Records from a data source
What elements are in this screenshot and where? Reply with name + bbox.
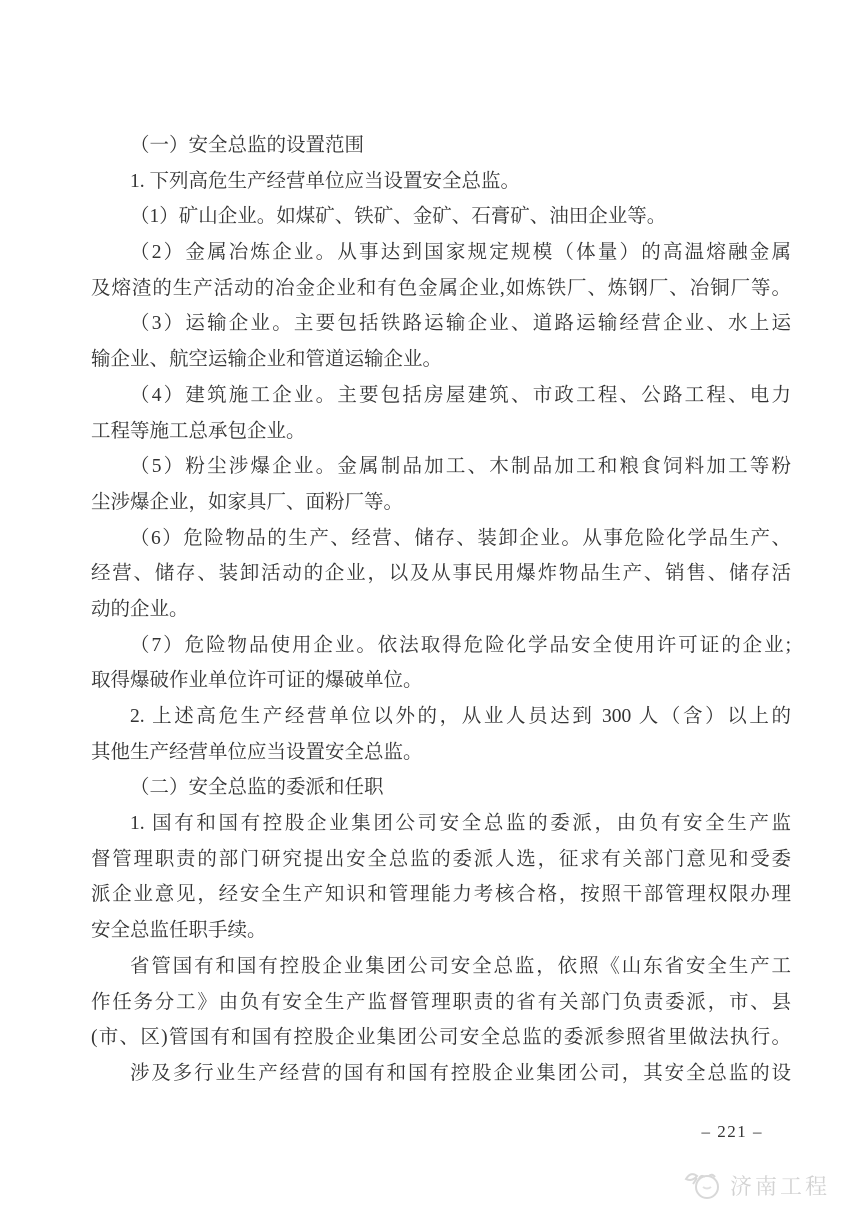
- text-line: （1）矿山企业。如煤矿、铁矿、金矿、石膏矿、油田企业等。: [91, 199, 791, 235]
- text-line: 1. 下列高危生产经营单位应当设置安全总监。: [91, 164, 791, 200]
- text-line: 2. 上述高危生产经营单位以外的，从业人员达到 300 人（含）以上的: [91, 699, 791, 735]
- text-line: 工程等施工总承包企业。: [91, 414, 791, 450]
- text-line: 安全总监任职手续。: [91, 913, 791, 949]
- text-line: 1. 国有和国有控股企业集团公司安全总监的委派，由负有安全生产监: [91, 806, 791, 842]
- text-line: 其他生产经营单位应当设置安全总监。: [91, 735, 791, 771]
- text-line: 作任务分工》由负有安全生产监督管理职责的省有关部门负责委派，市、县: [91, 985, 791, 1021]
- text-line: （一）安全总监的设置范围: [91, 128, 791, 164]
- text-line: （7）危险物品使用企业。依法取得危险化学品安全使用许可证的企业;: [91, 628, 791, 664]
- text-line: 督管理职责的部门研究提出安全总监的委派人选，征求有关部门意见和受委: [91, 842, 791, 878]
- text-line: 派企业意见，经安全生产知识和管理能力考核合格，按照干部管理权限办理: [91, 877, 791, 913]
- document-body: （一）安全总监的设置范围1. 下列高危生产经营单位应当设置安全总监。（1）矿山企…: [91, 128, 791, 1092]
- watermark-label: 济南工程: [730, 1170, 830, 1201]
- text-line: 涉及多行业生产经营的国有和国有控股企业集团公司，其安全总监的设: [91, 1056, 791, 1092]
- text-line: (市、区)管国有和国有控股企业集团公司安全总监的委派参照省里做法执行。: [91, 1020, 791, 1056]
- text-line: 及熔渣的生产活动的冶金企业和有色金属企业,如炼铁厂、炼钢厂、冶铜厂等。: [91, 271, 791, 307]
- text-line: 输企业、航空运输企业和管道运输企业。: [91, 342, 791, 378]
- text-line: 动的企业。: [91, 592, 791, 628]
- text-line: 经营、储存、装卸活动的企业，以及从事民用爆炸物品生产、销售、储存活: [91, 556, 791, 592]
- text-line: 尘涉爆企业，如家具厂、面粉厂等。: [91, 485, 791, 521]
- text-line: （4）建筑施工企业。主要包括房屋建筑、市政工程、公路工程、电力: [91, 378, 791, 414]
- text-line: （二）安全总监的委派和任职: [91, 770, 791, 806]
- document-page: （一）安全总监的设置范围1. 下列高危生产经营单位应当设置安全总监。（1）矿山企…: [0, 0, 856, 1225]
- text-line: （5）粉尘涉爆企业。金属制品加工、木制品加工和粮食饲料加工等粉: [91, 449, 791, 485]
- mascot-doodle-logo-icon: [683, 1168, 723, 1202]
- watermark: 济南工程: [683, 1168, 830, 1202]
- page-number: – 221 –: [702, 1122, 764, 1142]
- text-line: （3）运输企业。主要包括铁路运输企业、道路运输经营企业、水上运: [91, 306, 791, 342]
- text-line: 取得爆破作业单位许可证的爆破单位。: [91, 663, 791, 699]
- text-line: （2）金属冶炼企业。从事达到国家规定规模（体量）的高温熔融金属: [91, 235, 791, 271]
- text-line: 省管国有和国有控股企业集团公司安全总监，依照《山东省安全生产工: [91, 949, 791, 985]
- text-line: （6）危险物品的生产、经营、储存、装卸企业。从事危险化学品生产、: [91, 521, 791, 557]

### Given exercise
Retype all the lines of the material above with no changes, omitting the pictures.

### Worked solution
What elements are in this screenshot and where? Reply with name + bbox.
- text-line: （1）矿山企业。如煤矿、铁矿、金矿、石膏矿、油田企业等。: [91, 199, 791, 235]
- text-line: 1. 下列高危生产经营单位应当设置安全总监。: [91, 164, 791, 200]
- text-line: 2. 上述高危生产经营单位以外的，从业人员达到 300 人（含）以上的: [91, 699, 791, 735]
- text-line: 工程等施工总承包企业。: [91, 414, 791, 450]
- text-line: 安全总监任职手续。: [91, 913, 791, 949]
- text-line: 1. 国有和国有控股企业集团公司安全总监的委派，由负有安全生产监: [91, 806, 791, 842]
- text-line: 其他生产经营单位应当设置安全总监。: [91, 735, 791, 771]
- text-line: 作任务分工》由负有安全生产监督管理职责的省有关部门负责委派，市、县: [91, 985, 791, 1021]
- text-line: （一）安全总监的设置范围: [91, 128, 791, 164]
- text-line: （7）危险物品使用企业。依法取得危险化学品安全使用许可证的企业;: [91, 628, 791, 664]
- text-line: 督管理职责的部门研究提出安全总监的委派人选，征求有关部门意见和受委: [91, 842, 791, 878]
- text-line: 派企业意见，经安全生产知识和管理能力考核合格，按照干部管理权限办理: [91, 877, 791, 913]
- document-body: （一）安全总监的设置范围1. 下列高危生产经营单位应当设置安全总监。（1）矿山企…: [91, 128, 791, 1092]
- watermark-label: 济南工程: [730, 1170, 830, 1201]
- text-line: 涉及多行业生产经营的国有和国有控股企业集团公司，其安全总监的设: [91, 1056, 791, 1092]
- text-line: (市、区)管国有和国有控股企业集团公司安全总监的委派参照省里做法执行。: [91, 1020, 791, 1056]
- text-line: 及熔渣的生产活动的冶金企业和有色金属企业,如炼铁厂、炼钢厂、冶铜厂等。: [91, 271, 791, 307]
- text-line: 输企业、航空运输企业和管道运输企业。: [91, 342, 791, 378]
- text-line: 动的企业。: [91, 592, 791, 628]
- text-line: 经营、储存、装卸活动的企业，以及从事民用爆炸物品生产、销售、储存活: [91, 556, 791, 592]
- text-line: 尘涉爆企业，如家具厂、面粉厂等。: [91, 485, 791, 521]
- text-line: （4）建筑施工企业。主要包括房屋建筑、市政工程、公路工程、电力: [91, 378, 791, 414]
- text-line: （二）安全总监的委派和任职: [91, 770, 791, 806]
- document-page: （一）安全总监的设置范围1. 下列高危生产经营单位应当设置安全总监。（1）矿山企…: [0, 0, 856, 1225]
- text-line: （5）粉尘涉爆企业。金属制品加工、木制品加工和粮食饲料加工等粉: [91, 449, 791, 485]
- mascot-doodle-logo-icon: [683, 1168, 723, 1202]
- watermark: 济南工程: [683, 1168, 830, 1202]
- page-number: – 221 –: [702, 1122, 764, 1142]
- text-line: （3）运输企业。主要包括铁路运输企业、道路运输经营企业、水上运: [91, 306, 791, 342]
- text-line: 取得爆破作业单位许可证的爆破单位。: [91, 663, 791, 699]
- text-line: （2）金属冶炼企业。从事达到国家规定规模（体量）的高温熔融金属: [91, 235, 791, 271]
- text-line: 省管国有和国有控股企业集团公司安全总监，依照《山东省安全生产工: [91, 949, 791, 985]
- text-line: （6）危险物品的生产、经营、储存、装卸企业。从事危险化学品生产、: [91, 521, 791, 557]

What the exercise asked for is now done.